• **What the exercise asks**
Report how many lines of the following entries include the string "JSON"; respond with the number alone.

::: Records for the task

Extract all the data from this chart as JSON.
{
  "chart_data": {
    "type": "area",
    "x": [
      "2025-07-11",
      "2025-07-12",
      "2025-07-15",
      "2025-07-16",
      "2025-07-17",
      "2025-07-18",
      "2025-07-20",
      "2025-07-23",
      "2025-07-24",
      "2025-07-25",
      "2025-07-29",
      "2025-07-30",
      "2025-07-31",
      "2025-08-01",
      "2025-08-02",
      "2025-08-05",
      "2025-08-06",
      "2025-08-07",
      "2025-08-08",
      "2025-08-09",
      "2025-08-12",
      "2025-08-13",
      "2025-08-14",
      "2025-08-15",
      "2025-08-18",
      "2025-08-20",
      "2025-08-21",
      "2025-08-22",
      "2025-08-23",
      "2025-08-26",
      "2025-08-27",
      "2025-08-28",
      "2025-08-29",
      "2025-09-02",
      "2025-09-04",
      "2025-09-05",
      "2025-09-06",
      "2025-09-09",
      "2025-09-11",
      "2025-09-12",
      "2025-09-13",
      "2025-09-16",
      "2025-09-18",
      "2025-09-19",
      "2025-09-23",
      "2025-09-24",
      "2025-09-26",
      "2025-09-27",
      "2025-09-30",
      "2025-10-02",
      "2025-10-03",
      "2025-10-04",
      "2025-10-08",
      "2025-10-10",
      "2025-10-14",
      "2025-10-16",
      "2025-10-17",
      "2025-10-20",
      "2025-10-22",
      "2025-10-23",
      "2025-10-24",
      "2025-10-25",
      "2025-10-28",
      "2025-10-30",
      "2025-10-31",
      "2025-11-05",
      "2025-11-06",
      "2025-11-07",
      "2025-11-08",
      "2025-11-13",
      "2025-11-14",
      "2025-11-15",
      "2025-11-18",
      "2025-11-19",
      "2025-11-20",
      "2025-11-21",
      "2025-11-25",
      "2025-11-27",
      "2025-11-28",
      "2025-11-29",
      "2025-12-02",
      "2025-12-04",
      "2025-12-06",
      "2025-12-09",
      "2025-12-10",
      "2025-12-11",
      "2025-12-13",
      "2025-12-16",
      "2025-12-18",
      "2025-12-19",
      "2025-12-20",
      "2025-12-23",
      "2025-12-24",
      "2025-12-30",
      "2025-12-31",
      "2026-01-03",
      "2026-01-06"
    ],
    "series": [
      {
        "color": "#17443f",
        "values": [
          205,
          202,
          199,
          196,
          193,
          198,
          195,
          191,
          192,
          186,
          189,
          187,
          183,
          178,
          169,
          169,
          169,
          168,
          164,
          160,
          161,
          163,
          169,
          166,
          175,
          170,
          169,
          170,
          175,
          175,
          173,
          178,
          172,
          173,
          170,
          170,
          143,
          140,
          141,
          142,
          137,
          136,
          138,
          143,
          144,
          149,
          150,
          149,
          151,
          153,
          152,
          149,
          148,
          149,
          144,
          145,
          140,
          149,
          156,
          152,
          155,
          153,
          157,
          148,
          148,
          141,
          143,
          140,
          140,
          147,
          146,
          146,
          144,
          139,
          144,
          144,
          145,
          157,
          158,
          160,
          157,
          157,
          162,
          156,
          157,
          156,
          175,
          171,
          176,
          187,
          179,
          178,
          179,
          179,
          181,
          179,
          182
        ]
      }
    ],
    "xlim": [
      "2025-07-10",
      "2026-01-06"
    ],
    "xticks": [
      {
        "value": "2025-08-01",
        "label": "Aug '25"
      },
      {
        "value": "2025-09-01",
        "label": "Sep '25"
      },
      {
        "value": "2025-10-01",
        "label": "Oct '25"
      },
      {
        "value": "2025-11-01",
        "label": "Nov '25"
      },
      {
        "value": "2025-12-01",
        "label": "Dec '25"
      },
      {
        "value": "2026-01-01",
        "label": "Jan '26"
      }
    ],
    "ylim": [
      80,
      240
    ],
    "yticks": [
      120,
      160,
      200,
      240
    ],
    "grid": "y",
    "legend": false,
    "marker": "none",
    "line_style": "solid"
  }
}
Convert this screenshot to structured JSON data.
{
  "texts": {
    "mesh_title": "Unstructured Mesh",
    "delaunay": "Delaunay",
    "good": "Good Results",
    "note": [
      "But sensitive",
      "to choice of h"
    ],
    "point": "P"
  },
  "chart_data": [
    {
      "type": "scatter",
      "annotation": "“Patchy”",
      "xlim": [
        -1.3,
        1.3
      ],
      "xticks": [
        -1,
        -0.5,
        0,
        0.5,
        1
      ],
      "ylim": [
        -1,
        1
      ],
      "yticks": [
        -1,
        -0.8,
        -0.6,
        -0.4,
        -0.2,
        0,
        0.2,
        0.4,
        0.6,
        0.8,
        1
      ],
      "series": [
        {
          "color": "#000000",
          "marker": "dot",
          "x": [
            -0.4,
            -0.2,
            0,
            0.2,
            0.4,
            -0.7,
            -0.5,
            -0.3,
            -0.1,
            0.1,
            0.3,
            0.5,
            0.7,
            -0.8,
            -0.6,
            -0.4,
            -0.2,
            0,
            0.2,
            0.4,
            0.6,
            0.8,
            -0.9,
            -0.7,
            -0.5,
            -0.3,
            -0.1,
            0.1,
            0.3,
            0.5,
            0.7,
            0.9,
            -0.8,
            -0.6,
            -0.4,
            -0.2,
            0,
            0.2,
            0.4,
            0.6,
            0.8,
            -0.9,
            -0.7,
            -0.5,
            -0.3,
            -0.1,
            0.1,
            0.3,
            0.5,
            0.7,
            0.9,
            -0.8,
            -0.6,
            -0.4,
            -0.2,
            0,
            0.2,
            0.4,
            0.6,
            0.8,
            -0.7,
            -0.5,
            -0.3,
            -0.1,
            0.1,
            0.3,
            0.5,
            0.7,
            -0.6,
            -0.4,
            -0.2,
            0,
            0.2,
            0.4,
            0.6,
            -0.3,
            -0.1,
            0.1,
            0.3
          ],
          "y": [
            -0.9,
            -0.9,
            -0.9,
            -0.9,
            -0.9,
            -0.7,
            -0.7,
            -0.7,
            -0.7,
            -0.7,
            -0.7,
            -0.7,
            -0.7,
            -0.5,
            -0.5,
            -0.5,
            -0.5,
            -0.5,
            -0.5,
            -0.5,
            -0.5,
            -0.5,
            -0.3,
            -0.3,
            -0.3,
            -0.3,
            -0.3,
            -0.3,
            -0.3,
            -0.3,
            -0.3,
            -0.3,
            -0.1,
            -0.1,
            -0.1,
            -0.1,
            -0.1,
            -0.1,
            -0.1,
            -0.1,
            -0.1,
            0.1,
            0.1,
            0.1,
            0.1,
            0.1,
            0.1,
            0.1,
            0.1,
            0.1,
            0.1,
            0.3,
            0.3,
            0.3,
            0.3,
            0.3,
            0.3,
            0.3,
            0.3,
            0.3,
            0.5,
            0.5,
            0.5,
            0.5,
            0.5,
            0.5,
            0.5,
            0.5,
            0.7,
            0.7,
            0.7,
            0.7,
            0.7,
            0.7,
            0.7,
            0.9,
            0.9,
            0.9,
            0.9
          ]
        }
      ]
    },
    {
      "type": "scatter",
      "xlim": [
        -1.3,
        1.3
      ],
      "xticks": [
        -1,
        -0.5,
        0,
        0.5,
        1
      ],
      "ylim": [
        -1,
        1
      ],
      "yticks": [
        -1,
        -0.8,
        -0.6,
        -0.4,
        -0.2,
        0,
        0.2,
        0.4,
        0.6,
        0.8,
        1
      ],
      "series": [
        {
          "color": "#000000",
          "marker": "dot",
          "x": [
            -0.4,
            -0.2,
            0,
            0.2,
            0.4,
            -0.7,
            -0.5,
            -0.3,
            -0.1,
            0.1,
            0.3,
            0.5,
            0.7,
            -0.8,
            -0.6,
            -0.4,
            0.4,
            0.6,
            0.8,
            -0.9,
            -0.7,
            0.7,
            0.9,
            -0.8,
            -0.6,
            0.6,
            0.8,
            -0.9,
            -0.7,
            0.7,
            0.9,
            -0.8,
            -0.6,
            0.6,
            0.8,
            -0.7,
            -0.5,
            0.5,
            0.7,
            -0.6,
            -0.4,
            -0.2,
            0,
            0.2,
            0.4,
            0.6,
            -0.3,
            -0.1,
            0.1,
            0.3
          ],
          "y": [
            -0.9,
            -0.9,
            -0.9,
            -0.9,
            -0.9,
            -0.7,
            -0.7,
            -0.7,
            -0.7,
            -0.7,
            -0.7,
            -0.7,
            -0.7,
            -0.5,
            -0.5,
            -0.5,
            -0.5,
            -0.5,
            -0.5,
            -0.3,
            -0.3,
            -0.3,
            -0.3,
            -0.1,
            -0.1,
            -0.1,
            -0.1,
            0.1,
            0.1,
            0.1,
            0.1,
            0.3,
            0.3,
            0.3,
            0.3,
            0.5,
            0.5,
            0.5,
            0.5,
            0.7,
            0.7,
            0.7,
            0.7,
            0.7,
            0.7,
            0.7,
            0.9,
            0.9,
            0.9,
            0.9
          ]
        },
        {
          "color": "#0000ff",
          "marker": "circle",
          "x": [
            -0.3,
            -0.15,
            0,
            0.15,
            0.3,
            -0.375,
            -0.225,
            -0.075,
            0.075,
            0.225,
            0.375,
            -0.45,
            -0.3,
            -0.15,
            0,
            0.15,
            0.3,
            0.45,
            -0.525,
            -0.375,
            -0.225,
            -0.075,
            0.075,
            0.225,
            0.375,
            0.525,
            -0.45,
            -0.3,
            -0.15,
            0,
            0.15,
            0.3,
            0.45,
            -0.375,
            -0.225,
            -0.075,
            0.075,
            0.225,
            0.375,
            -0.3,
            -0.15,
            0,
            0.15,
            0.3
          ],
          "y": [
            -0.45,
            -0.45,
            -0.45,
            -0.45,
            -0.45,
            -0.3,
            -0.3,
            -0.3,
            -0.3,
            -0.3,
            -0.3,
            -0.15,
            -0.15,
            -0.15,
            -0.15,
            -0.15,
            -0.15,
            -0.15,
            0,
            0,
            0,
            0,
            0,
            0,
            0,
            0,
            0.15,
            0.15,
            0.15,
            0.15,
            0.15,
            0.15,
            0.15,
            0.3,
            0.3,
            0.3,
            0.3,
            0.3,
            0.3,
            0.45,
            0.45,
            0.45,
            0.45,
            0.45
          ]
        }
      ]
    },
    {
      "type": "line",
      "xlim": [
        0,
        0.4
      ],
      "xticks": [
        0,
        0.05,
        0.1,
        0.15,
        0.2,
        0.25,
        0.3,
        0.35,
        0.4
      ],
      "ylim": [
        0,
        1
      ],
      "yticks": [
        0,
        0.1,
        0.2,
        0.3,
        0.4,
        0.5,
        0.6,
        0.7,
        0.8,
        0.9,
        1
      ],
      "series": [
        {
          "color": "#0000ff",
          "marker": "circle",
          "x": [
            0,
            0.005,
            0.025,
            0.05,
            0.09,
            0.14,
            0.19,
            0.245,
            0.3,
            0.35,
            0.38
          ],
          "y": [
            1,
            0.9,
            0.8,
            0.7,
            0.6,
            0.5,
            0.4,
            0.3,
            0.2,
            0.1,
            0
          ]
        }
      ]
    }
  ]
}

::::::

• **Exercise result**
2